### Given data
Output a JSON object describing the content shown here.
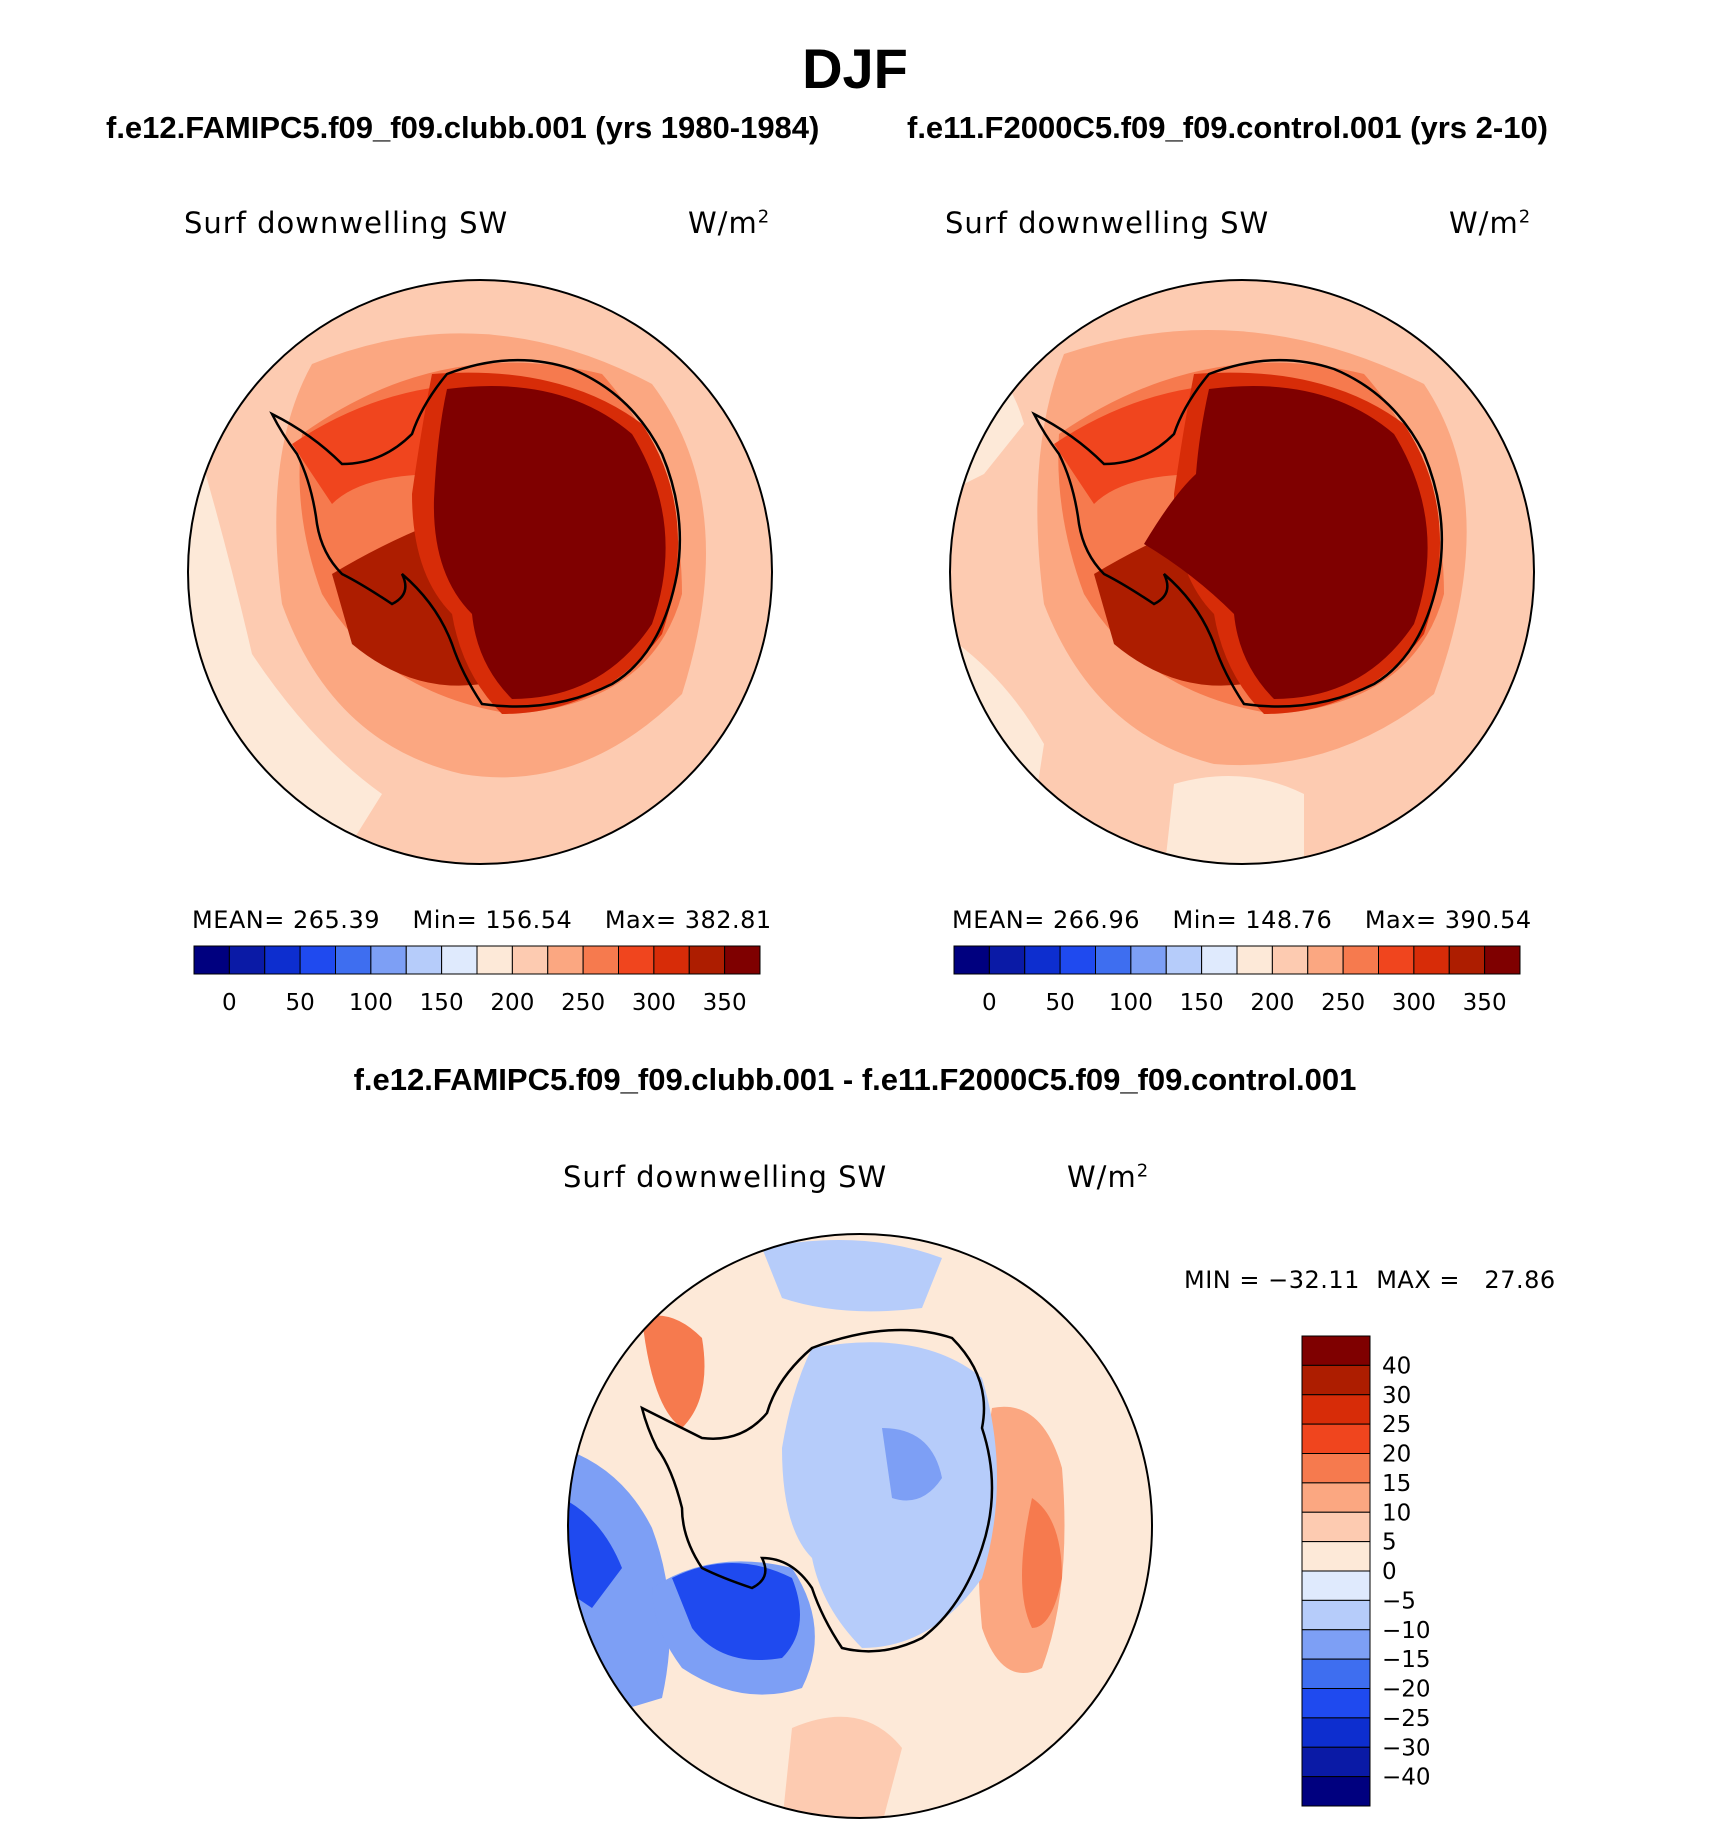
{
  "season": "DJF",
  "panels": [
    {
      "case_title": "f.e12.FAMIPC5.f09_f09.clubb.001 (yrs 1980-1984)",
      "variable": "Surf downwelling SW",
      "units": "W/m",
      "units_exp": "2",
      "mean_label": "MEAN=",
      "mean": "265.39",
      "min_label": "Min=",
      "min": "156.54",
      "max_label": "Max=",
      "max": "382.81"
    },
    {
      "case_title": "f.e11.F2000C5.f09_f09.control.001 (yrs 2-10)",
      "variable": "Surf downwelling SW",
      "units": "W/m",
      "units_exp": "2",
      "mean_label": "MEAN=",
      "mean": "266.96",
      "min_label": "Min=",
      "min": "148.76",
      "max_label": "Max=",
      "max": "390.54"
    }
  ],
  "abs_colorbar": {
    "colors": [
      "#00007f",
      "#0a1aa6",
      "#0d2ecf",
      "#1f4aef",
      "#3e6ef0",
      "#7d9ff5",
      "#b6ccfa",
      "#dfeafd",
      "#fde9d8",
      "#fdcbb1",
      "#fba781",
      "#f67a4e",
      "#f0451e",
      "#d72c08",
      "#ad1d00",
      "#7f0000"
    ],
    "ticks": [
      "0",
      "50",
      "100",
      "150",
      "200",
      "250",
      "300",
      "350"
    ]
  },
  "difference": {
    "title": "f.e12.FAMIPC5.f09_f09.clubb.001 - f.e11.F2000C5.f09_f09.control.001",
    "variable": "Surf downwelling SW",
    "units": "W/m",
    "units_exp": "2",
    "min_label": "MIN =",
    "min": "−32.11",
    "max_label": "MAX =",
    "max": "27.86",
    "colorbar": {
      "colors": [
        "#7f0000",
        "#ad1d00",
        "#d72c08",
        "#f0451e",
        "#f67a4e",
        "#fba781",
        "#fdcbb1",
        "#fde9d8",
        "#dfeafd",
        "#b6ccfa",
        "#7d9ff5",
        "#3e6ef0",
        "#1f4aef",
        "#0d2ecf",
        "#0a1aa6",
        "#00007f"
      ],
      "ticks": [
        "40",
        "30",
        "25",
        "20",
        "15",
        "10",
        "5",
        "0",
        "−5",
        "−10",
        "−15",
        "−20",
        "−25",
        "−30",
        "−40"
      ]
    }
  },
  "colors": {
    "ocean_low": "#fde9d8",
    "ocean_mid": "#fdcbb1",
    "ocean_high": "#fba781",
    "land_max": "#7f0000",
    "diff_land": "#b6ccfa",
    "diff_neg_strong": "#1f4aef",
    "diff_pos": "#f67a4e"
  }
}
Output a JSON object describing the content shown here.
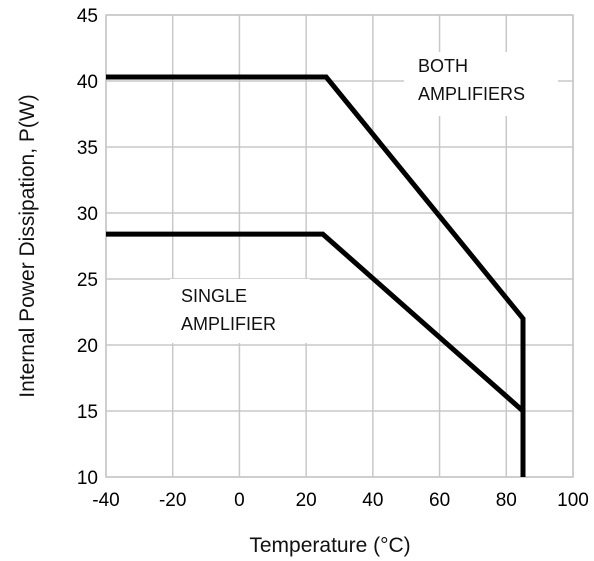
{
  "chart_data": {
    "type": "line",
    "title": "",
    "xlabel": "Temperature (°C)",
    "ylabel": "Internal Power Dissipation, P(W)",
    "xlim": [
      -40,
      100
    ],
    "ylim": [
      10,
      45
    ],
    "xticks": [
      -40,
      -20,
      0,
      20,
      40,
      60,
      80,
      100
    ],
    "yticks": [
      10,
      15,
      20,
      25,
      30,
      35,
      40,
      45
    ],
    "grid": true,
    "series": [
      {
        "label_lines": [
          "BOTH",
          "AMPLIFIERS"
        ],
        "color": "#000000",
        "x": [
          -40,
          26,
          85,
          85
        ],
        "y": [
          40.3,
          40.3,
          22,
          10
        ]
      },
      {
        "label_lines": [
          "SINGLE",
          "AMPLIFIER"
        ],
        "color": "#000000",
        "x": [
          -40,
          25,
          85,
          85
        ],
        "y": [
          28.4,
          28.4,
          15,
          10
        ]
      }
    ]
  }
}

### Aim of the task
Omit the pictures, then quote the rest of the material above exactly.

### Full answer
Output a JSON object describing the content shown here.
{
  "season": "DJF",
  "panels": [
    {
      "case_title": "f.e12.FAMIPC5.f09_f09.clubb.001 (yrs 1980-1984)",
      "variable": "Surf downwelling SW",
      "units": "W/m",
      "units_exp": "2",
      "mean_label": "MEAN=",
      "mean": "265.39",
      "min_label": "Min=",
      "min": "156.54",
      "max_label": "Max=",
      "max": "382.81"
    },
    {
      "case_title": "f.e11.F2000C5.f09_f09.control.001 (yrs 2-10)",
      "variable": "Surf downwelling SW",
      "units": "W/m",
      "units_exp": "2",
      "mean_label": "MEAN=",
      "mean": "266.96",
      "min_label": "Min=",
      "min": "148.76",
      "max_label": "Max=",
      "max": "390.54"
    }
  ],
  "abs_colorbar": {
    "colors": [
      "#00007f",
      "#0a1aa6",
      "#0d2ecf",
      "#1f4aef",
      "#3e6ef0",
      "#7d9ff5",
      "#b6ccfa",
      "#dfeafd",
      "#fde9d8",
      "#fdcbb1",
      "#fba781",
      "#f67a4e",
      "#f0451e",
      "#d72c08",
      "#ad1d00",
      "#7f0000"
    ],
    "ticks": [
      "0",
      "50",
      "100",
      "150",
      "200",
      "250",
      "300",
      "350"
    ]
  },
  "difference": {
    "title": "f.e12.FAMIPC5.f09_f09.clubb.001 - f.e11.F2000C5.f09_f09.control.001",
    "variable": "Surf downwelling SW",
    "units": "W/m",
    "units_exp": "2",
    "min_label": "MIN =",
    "min": "−32.11",
    "max_label": "MAX =",
    "max": "27.86",
    "colorbar": {
      "colors": [
        "#7f0000",
        "#ad1d00",
        "#d72c08",
        "#f0451e",
        "#f67a4e",
        "#fba781",
        "#fdcbb1",
        "#fde9d8",
        "#dfeafd",
        "#b6ccfa",
        "#7d9ff5",
        "#3e6ef0",
        "#1f4aef",
        "#0d2ecf",
        "#0a1aa6",
        "#00007f"
      ],
      "ticks": [
        "40",
        "30",
        "25",
        "20",
        "15",
        "10",
        "5",
        "0",
        "−5",
        "−10",
        "−15",
        "−20",
        "−25",
        "−30",
        "−40"
      ]
    }
  },
  "colors": {
    "ocean_low": "#fde9d8",
    "ocean_mid": "#fdcbb1",
    "ocean_high": "#fba781",
    "land_max": "#7f0000",
    "diff_land": "#b6ccfa",
    "diff_neg_strong": "#1f4aef",
    "diff_pos": "#f67a4e"
  }
}
Output a JSON object describing the content shown here.
{
  "chart_data": {
    "type": "line",
    "title": "",
    "xlabel": "Temperature (°C)",
    "ylabel": "Internal Power Dissipation, P(W)",
    "xlim": [
      -40,
      100
    ],
    "ylim": [
      10,
      45
    ],
    "xticks": [
      -40,
      -20,
      0,
      20,
      40,
      60,
      80,
      100
    ],
    "yticks": [
      10,
      15,
      20,
      25,
      30,
      35,
      40,
      45
    ],
    "grid": true,
    "series": [
      {
        "label_lines": [
          "BOTH",
          "AMPLIFIERS"
        ],
        "color": "#000000",
        "x": [
          -40,
          26,
          85,
          85
        ],
        "y": [
          40.3,
          40.3,
          22,
          10
        ]
      },
      {
        "label_lines": [
          "SINGLE",
          "AMPLIFIER"
        ],
        "color": "#000000",
        "x": [
          -40,
          25,
          85,
          85
        ],
        "y": [
          28.4,
          28.4,
          15,
          10
        ]
      }
    ]
  }
}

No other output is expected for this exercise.